** WRITTEN TASK **
Using the data below, repeat all of it precisely.

Figure record extracts
**********

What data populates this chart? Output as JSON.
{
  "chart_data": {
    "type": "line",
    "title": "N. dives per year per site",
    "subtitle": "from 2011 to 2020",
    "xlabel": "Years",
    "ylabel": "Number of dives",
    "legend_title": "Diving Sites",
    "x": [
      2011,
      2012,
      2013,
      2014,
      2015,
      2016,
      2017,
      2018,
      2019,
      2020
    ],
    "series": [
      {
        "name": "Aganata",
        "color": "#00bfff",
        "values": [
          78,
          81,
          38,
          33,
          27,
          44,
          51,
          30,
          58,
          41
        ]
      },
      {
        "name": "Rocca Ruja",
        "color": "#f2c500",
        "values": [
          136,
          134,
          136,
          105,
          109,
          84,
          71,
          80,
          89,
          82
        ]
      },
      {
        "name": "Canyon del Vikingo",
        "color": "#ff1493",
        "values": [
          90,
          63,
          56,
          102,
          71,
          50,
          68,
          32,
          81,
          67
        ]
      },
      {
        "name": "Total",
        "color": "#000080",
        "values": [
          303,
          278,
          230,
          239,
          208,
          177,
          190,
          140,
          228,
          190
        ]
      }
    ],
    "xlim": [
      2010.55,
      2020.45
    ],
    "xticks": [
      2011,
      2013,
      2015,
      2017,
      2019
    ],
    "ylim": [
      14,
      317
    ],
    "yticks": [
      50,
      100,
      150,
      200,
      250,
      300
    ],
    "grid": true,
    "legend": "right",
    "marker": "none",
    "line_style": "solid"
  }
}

**********

** EXERCISE OUTPUT **
What data populates this chart? Output as JSON.
{
  "chart_data": {
    "type": "line",
    "title": "N. dives per year per site",
    "subtitle": "from 2011 to 2020",
    "xlabel": "Years",
    "ylabel": "Number of dives",
    "legend_title": "Diving Sites",
    "x": [
      2011,
      2012,
      2013,
      2014,
      2015,
      2016,
      2017,
      2018,
      2019,
      2020
    ],
    "series": [
      {
        "name": "Aganata",
        "color": "#00bfff",
        "values": [
          78,
          81,
          38,
          33,
          27,
          44,
          51,
          30,
          58,
          41
        ]
      },
      {
        "name": "Rocca Ruja",
        "color": "#f2c500",
        "values": [
          136,
          134,
          136,
          105,
          109,
          84,
          71,
          80,
          89,
          82
        ]
      },
      {
        "name": "Canyon del Vikingo",
        "color": "#ff1493",
        "values": [
          90,
          63,
          56,
          102,
          71,
          50,
          68,
          32,
          81,
          67
        ]
      },
      {
        "name": "Total",
        "color": "#000080",
        "values": [
          303,
          278,
          230,
          239,
          208,
          177,
          190,
          140,
          228,
          190
        ]
      }
    ],
    "xlim": [
      2010.55,
      2020.45
    ],
    "xticks": [
      2011,
      2013,
      2015,
      2017,
      2019
    ],
    "ylim": [
      14,
      317
    ],
    "yticks": [
      50,
      100,
      150,
      200,
      250,
      300
    ],
    "grid": true,
    "legend": "right",
    "marker": "none",
    "line_style": "solid"
  }
}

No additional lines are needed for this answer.